▶ INFORMATION PROVIDED:
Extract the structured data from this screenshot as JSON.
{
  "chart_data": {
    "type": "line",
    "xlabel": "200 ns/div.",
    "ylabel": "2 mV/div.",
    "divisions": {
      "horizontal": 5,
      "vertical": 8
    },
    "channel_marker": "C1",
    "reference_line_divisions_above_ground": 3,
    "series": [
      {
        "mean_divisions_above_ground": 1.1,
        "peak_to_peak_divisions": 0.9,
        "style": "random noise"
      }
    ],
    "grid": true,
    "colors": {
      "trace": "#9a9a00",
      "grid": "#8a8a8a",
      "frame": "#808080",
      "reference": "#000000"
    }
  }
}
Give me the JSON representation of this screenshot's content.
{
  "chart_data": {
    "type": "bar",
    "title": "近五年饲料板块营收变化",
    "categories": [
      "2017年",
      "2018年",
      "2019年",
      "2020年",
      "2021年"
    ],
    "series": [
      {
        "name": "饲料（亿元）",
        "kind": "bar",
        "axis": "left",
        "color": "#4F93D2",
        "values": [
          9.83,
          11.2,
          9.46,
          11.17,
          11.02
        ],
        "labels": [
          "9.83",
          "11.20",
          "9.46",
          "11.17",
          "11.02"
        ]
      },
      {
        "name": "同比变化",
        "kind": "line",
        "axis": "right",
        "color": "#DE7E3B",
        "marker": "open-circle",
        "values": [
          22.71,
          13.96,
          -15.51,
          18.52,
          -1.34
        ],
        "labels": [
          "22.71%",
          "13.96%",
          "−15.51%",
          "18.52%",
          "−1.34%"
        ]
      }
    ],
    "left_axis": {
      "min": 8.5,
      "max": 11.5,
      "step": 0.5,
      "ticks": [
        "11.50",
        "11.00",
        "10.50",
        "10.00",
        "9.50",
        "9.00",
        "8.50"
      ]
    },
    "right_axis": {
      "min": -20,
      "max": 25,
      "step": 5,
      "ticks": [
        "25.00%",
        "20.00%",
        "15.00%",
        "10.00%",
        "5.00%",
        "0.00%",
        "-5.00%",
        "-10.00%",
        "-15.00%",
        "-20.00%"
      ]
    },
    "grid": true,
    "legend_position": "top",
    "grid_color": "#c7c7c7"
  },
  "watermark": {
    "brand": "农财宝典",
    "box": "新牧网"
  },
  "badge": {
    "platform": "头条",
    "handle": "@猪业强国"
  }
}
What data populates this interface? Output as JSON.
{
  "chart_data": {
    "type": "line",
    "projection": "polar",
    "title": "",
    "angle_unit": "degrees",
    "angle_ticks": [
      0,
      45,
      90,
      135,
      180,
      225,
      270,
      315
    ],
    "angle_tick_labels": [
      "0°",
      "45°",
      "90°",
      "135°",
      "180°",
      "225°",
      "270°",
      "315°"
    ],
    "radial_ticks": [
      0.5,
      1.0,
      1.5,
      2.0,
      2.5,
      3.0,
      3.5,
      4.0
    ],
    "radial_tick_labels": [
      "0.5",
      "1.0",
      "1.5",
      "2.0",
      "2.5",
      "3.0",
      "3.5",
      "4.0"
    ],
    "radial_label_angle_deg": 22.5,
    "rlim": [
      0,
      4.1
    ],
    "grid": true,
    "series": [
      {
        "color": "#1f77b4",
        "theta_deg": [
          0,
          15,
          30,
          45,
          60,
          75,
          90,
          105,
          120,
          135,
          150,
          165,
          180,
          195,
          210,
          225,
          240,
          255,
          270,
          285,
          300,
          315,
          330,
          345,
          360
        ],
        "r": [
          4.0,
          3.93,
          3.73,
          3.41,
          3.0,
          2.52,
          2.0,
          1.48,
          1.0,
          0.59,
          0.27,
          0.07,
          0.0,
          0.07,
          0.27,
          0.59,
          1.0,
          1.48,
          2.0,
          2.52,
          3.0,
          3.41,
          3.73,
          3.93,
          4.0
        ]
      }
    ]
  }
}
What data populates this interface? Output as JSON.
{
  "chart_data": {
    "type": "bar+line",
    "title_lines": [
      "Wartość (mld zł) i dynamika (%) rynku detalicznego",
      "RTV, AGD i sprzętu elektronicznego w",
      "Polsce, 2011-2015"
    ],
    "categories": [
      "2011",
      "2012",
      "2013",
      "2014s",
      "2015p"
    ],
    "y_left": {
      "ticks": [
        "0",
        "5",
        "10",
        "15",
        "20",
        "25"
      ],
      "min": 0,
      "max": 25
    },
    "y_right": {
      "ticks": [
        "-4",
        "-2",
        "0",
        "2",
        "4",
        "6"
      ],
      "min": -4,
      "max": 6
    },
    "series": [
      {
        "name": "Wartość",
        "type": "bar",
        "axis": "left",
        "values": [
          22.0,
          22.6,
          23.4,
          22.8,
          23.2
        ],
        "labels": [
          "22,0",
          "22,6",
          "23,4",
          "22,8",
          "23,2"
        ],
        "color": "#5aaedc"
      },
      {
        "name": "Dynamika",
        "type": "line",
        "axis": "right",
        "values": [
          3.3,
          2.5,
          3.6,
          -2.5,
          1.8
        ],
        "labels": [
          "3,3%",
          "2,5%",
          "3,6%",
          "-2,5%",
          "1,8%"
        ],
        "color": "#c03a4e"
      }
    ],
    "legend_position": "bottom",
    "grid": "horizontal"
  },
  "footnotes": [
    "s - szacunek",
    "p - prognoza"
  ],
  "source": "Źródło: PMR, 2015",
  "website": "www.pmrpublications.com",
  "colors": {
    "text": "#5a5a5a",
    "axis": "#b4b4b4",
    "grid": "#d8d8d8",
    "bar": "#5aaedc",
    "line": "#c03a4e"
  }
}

▶ REQUIREMENT: Output the entries verbatim.

▶ WORKED SOLUTION:
Extract the structured data from this screenshot as JSON.
{
  "chart_data": {
    "type": "line",
    "xlabel": "200 ns/div.",
    "ylabel": "2 mV/div.",
    "divisions": {
      "horizontal": 5,
      "vertical": 8
    },
    "channel_marker": "C1",
    "reference_line_divisions_above_ground": 3,
    "series": [
      {
        "mean_divisions_above_ground": 1.1,
        "peak_to_peak_divisions": 0.9,
        "style": "random noise"
      }
    ],
    "grid": true,
    "colors": {
      "trace": "#9a9a00",
      "grid": "#8a8a8a",
      "frame": "#808080",
      "reference": "#000000"
    }
  }
}
Give me the JSON representation of this screenshot's content.
{
  "chart_data": {
    "type": "bar",
    "title": "近五年饲料板块营收变化",
    "categories": [
      "2017年",
      "2018年",
      "2019年",
      "2020年",
      "2021年"
    ],
    "series": [
      {
        "name": "饲料（亿元）",
        "kind": "bar",
        "axis": "left",
        "color": "#4F93D2",
        "values": [
          9.83,
          11.2,
          9.46,
          11.17,
          11.02
        ],
        "labels": [
          "9.83",
          "11.20",
          "9.46",
          "11.17",
          "11.02"
        ]
      },
      {
        "name": "同比变化",
        "kind": "line",
        "axis": "right",
        "color": "#DE7E3B",
        "marker": "open-circle",
        "values": [
          22.71,
          13.96,
          -15.51,
          18.52,
          -1.34
        ],
        "labels": [
          "22.71%",
          "13.96%",
          "−15.51%",
          "18.52%",
          "−1.34%"
        ]
      }
    ],
    "left_axis": {
      "min": 8.5,
      "max": 11.5,
      "step": 0.5,
      "ticks": [
        "11.50",
        "11.00",
        "10.50",
        "10.00",
        "9.50",
        "9.00",
        "8.50"
      ]
    },
    "right_axis": {
      "min": -20,
      "max": 25,
      "step": 5,
      "ticks": [
        "25.00%",
        "20.00%",
        "15.00%",
        "10.00%",
        "5.00%",
        "0.00%",
        "-5.00%",
        "-10.00%",
        "-15.00%",
        "-20.00%"
      ]
    },
    "grid": true,
    "legend_position": "top",
    "grid_color": "#c7c7c7"
  },
  "watermark": {
    "brand": "农财宝典",
    "box": "新牧网"
  },
  "badge": {
    "platform": "头条",
    "handle": "@猪业强国"
  }
}
What data populates this interface? Output as JSON.
{
  "chart_data": {
    "type": "line",
    "projection": "polar",
    "title": "",
    "angle_unit": "degrees",
    "angle_ticks": [
      0,
      45,
      90,
      135,
      180,
      225,
      270,
      315
    ],
    "angle_tick_labels": [
      "0°",
      "45°",
      "90°",
      "135°",
      "180°",
      "225°",
      "270°",
      "315°"
    ],
    "radial_ticks": [
      0.5,
      1.0,
      1.5,
      2.0,
      2.5,
      3.0,
      3.5,
      4.0
    ],
    "radial_tick_labels": [
      "0.5",
      "1.0",
      "1.5",
      "2.0",
      "2.5",
      "3.0",
      "3.5",
      "4.0"
    ],
    "radial_label_angle_deg": 22.5,
    "rlim": [
      0,
      4.1
    ],
    "grid": true,
    "series": [
      {
        "color": "#1f77b4",
        "theta_deg": [
          0,
          15,
          30,
          45,
          60,
          75,
          90,
          105,
          120,
          135,
          150,
          165,
          180,
          195,
          210,
          225,
          240,
          255,
          270,
          285,
          300,
          315,
          330,
          345,
          360
        ],
        "r": [
          4.0,
          3.93,
          3.73,
          3.41,
          3.0,
          2.52,
          2.0,
          1.48,
          1.0,
          0.59,
          0.27,
          0.07,
          0.0,
          0.07,
          0.27,
          0.59,
          1.0,
          1.48,
          2.0,
          2.52,
          3.0,
          3.41,
          3.73,
          3.93,
          4.0
        ]
      }
    ]
  }
}
What data populates this interface? Output as JSON.
{
  "chart_data": {
    "type": "bar+line",
    "title_lines": [
      "Wartość (mld zł) i dynamika (%) rynku detalicznego",
      "RTV, AGD i sprzętu elektronicznego w",
      "Polsce, 2011-2015"
    ],
    "categories": [
      "2011",
      "2012",
      "2013",
      "2014s",
      "2015p"
    ],
    "y_left": {
      "ticks": [
        "0",
        "5",
        "10",
        "15",
        "20",
        "25"
      ],
      "min": 0,
      "max": 25
    },
    "y_right": {
      "ticks": [
        "-4",
        "-2",
        "0",
        "2",
        "4",
        "6"
      ],
      "min": -4,
      "max": 6
    },
    "series": [
      {
        "name": "Wartość",
        "type": "bar",
        "axis": "left",
        "values": [
          22.0,
          22.6,
          23.4,
          22.8,
          23.2
        ],
        "labels": [
          "22,0",
          "22,6",
          "23,4",
          "22,8",
          "23,2"
        ],
        "color": "#5aaedc"
      },
      {
        "name": "Dynamika",
        "type": "line",
        "axis": "right",
        "values": [
          3.3,
          2.5,
          3.6,
          -2.5,
          1.8
        ],
        "labels": [
          "3,3%",
          "2,5%",
          "3,6%",
          "-2,5%",
          "1,8%"
        ],
        "color": "#c03a4e"
      }
    ],
    "legend_position": "bottom",
    "grid": "horizontal"
  },
  "footnotes": [
    "s - szacunek",
    "p - prognoza"
  ],
  "source": "Źródło: PMR, 2015",
  "website": "www.pmrpublications.com",
  "colors": {
    "text": "#5a5a5a",
    "axis": "#b4b4b4",
    "grid": "#d8d8d8",
    "bar": "#5aaedc",
    "line": "#c03a4e"
  }
}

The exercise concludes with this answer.